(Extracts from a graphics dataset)

....

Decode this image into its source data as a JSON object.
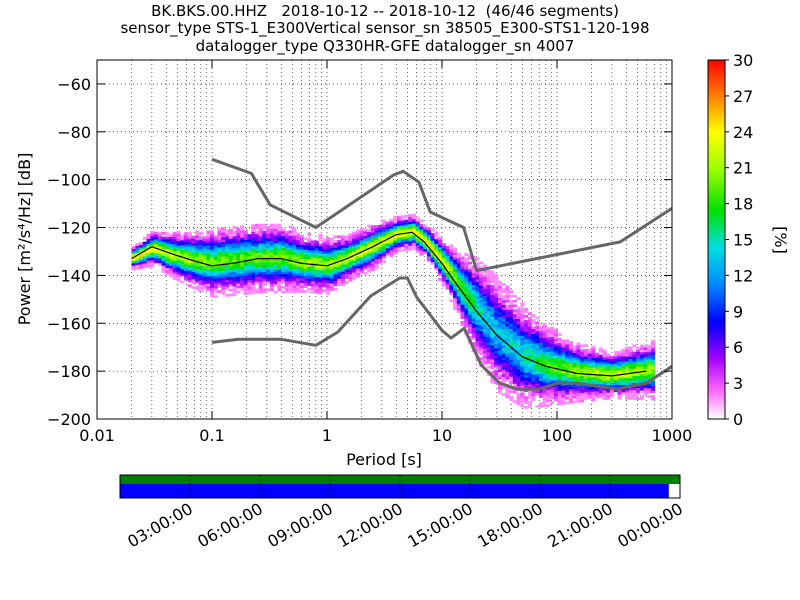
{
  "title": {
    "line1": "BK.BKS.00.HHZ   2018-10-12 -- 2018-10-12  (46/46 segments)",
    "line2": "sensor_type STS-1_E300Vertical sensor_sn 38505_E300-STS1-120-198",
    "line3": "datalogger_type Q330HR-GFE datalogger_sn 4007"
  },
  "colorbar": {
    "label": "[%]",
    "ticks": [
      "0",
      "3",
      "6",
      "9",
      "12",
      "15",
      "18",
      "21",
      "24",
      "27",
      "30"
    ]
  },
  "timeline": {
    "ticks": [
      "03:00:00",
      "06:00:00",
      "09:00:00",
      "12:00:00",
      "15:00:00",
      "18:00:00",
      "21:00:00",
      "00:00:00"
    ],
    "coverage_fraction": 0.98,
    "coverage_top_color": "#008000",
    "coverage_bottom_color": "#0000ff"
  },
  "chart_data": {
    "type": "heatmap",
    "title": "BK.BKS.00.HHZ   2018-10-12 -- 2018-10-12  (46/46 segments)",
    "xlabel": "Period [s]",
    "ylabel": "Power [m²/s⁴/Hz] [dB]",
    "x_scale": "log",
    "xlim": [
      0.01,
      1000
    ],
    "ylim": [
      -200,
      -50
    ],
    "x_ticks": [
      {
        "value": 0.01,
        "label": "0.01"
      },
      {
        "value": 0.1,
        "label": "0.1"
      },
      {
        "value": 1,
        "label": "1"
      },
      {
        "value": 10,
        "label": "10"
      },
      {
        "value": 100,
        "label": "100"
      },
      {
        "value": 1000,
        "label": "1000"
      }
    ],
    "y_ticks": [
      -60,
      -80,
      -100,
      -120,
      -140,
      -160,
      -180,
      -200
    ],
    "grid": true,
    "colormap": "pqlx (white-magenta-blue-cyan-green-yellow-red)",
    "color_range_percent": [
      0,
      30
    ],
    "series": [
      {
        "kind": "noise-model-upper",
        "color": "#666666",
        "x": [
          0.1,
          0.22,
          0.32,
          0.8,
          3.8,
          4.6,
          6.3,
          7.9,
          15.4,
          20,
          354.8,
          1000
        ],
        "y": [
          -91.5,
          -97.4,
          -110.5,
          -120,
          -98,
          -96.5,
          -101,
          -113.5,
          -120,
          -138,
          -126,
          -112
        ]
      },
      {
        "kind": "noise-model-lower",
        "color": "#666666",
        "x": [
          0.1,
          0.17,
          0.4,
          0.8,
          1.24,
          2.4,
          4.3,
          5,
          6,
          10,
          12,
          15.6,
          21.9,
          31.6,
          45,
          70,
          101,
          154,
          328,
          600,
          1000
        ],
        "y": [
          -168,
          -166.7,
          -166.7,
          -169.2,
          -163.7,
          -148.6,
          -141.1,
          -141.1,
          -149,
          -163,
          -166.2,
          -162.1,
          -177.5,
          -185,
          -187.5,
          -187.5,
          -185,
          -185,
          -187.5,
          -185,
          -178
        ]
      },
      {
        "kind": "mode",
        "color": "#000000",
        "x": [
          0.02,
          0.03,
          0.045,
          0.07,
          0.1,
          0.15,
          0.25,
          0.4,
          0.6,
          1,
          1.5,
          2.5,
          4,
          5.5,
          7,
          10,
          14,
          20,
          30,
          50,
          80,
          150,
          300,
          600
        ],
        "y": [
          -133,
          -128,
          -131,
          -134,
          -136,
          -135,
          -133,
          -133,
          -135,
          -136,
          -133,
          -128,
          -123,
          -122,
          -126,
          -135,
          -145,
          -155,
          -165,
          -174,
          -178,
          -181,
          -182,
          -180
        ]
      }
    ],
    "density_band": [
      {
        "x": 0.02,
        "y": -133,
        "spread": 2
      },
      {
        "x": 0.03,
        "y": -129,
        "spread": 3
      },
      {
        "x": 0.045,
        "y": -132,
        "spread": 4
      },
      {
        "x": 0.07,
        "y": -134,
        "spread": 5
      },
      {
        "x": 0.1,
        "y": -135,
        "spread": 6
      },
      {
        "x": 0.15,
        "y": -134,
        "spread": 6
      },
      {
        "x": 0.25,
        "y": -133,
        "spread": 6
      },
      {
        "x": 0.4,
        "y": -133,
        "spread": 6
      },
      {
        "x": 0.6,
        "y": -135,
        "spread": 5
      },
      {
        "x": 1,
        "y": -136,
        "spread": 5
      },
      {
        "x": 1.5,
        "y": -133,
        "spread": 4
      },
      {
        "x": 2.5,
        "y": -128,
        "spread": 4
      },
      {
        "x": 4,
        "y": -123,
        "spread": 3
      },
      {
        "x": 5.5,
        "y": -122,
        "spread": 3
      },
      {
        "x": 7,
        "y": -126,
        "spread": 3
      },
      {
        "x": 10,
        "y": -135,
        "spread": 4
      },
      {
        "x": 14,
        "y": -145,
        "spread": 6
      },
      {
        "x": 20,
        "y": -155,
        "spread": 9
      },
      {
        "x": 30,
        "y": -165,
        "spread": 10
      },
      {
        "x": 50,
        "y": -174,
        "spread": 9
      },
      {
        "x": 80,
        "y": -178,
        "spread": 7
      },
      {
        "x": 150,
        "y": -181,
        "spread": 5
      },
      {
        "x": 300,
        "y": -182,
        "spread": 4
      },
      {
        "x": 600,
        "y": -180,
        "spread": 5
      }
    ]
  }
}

....

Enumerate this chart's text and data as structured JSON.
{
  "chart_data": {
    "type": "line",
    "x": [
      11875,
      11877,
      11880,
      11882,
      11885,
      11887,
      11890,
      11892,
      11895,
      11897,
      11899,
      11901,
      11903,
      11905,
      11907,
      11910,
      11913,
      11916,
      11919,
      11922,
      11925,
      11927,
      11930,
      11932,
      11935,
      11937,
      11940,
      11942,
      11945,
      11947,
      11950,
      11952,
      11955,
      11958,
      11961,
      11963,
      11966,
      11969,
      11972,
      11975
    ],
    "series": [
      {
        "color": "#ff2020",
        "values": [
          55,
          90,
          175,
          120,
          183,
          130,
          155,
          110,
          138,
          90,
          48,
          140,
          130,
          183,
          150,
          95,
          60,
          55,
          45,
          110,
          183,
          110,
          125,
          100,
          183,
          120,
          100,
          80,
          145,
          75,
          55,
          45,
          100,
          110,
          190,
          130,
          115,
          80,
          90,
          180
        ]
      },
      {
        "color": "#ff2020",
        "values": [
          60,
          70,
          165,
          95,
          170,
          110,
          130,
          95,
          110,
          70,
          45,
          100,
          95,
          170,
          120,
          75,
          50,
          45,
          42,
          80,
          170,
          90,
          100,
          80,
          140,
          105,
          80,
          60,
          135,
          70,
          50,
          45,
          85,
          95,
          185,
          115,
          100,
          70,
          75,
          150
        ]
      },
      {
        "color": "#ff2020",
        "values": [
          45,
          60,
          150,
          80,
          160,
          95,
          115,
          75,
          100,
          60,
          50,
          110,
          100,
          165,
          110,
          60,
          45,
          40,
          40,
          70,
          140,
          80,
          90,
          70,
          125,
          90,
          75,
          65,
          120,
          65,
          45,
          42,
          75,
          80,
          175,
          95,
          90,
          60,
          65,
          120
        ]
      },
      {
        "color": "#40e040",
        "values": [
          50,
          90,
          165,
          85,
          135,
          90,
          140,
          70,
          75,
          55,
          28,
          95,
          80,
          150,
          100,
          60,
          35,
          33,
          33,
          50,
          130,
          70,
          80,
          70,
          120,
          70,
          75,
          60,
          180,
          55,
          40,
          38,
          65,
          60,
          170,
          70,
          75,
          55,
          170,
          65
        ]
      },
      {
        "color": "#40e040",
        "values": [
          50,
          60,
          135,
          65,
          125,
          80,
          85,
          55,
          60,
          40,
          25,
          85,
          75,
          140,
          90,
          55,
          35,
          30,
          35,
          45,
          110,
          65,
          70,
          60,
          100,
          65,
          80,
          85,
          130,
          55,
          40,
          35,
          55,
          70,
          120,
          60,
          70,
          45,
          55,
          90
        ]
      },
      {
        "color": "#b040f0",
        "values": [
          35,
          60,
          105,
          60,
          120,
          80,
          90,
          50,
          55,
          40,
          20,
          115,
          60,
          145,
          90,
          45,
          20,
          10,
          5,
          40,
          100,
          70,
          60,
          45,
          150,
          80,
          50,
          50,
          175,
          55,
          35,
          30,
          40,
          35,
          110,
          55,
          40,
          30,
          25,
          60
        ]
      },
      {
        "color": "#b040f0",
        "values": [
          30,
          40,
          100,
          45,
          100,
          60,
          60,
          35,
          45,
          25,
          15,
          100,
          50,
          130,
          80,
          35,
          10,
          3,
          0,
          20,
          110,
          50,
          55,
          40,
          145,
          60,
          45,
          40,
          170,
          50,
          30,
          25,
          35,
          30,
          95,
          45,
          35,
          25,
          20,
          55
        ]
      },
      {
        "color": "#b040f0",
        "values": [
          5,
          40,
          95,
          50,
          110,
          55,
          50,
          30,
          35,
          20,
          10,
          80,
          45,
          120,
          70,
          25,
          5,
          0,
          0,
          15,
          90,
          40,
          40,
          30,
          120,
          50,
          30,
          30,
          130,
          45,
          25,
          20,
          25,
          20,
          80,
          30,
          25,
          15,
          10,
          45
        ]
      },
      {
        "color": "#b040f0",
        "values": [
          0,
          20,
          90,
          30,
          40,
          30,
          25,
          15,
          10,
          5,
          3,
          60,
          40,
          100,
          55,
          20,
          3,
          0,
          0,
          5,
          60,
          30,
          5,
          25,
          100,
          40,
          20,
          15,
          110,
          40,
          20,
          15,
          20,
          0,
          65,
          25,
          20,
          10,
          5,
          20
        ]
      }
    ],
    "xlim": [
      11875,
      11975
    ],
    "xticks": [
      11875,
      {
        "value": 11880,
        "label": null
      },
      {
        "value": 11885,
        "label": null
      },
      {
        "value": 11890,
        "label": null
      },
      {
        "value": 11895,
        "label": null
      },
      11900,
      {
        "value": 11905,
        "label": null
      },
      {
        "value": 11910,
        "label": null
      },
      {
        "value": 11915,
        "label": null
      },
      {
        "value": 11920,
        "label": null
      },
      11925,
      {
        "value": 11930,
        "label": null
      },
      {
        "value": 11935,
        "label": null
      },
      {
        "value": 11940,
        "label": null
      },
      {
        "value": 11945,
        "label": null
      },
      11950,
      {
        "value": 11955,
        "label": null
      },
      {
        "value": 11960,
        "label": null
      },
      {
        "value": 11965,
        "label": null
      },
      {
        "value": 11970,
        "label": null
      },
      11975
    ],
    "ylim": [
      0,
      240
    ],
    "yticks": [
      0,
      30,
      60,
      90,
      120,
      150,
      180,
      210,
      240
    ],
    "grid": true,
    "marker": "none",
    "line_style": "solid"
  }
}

....

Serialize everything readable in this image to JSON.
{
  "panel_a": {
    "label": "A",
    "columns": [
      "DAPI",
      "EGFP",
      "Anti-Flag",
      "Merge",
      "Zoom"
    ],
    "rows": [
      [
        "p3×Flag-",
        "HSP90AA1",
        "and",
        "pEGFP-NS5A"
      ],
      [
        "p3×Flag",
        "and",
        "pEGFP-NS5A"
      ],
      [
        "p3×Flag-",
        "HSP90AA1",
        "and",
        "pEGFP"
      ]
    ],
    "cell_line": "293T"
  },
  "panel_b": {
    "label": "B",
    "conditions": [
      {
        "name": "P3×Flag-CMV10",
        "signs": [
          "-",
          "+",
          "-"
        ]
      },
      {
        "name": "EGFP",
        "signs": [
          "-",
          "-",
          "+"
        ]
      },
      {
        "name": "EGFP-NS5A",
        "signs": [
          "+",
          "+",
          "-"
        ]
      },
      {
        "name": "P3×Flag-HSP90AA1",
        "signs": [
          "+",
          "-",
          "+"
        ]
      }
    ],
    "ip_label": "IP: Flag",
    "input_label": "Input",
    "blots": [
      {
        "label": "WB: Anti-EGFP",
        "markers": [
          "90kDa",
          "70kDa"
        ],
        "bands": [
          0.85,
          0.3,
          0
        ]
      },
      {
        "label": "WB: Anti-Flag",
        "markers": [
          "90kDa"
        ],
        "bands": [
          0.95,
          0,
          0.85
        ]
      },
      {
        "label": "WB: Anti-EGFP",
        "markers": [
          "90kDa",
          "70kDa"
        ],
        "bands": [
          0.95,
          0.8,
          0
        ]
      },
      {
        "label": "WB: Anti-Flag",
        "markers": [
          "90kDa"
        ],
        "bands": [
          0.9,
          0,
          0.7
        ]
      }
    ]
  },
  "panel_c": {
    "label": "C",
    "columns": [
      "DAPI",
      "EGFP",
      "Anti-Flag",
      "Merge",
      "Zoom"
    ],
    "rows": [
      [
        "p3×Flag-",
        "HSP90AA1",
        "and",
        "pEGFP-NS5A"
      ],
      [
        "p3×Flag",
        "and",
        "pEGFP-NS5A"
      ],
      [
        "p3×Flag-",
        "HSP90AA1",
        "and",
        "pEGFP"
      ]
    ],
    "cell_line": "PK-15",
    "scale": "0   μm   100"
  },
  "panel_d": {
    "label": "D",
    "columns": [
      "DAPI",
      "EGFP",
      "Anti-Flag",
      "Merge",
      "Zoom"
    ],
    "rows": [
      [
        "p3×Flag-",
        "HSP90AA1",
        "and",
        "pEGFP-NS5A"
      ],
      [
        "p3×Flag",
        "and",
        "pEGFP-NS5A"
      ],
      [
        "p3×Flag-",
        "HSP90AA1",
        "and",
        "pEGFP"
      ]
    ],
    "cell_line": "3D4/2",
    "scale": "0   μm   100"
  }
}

....

▸ **INSTRUCTION**
Return every line above that contains the word "kind".

▸ **WORKED ANSWER**
        "kind": "noise-model-upper",
        "kind": "noise-model-lower",
        "kind": "mode",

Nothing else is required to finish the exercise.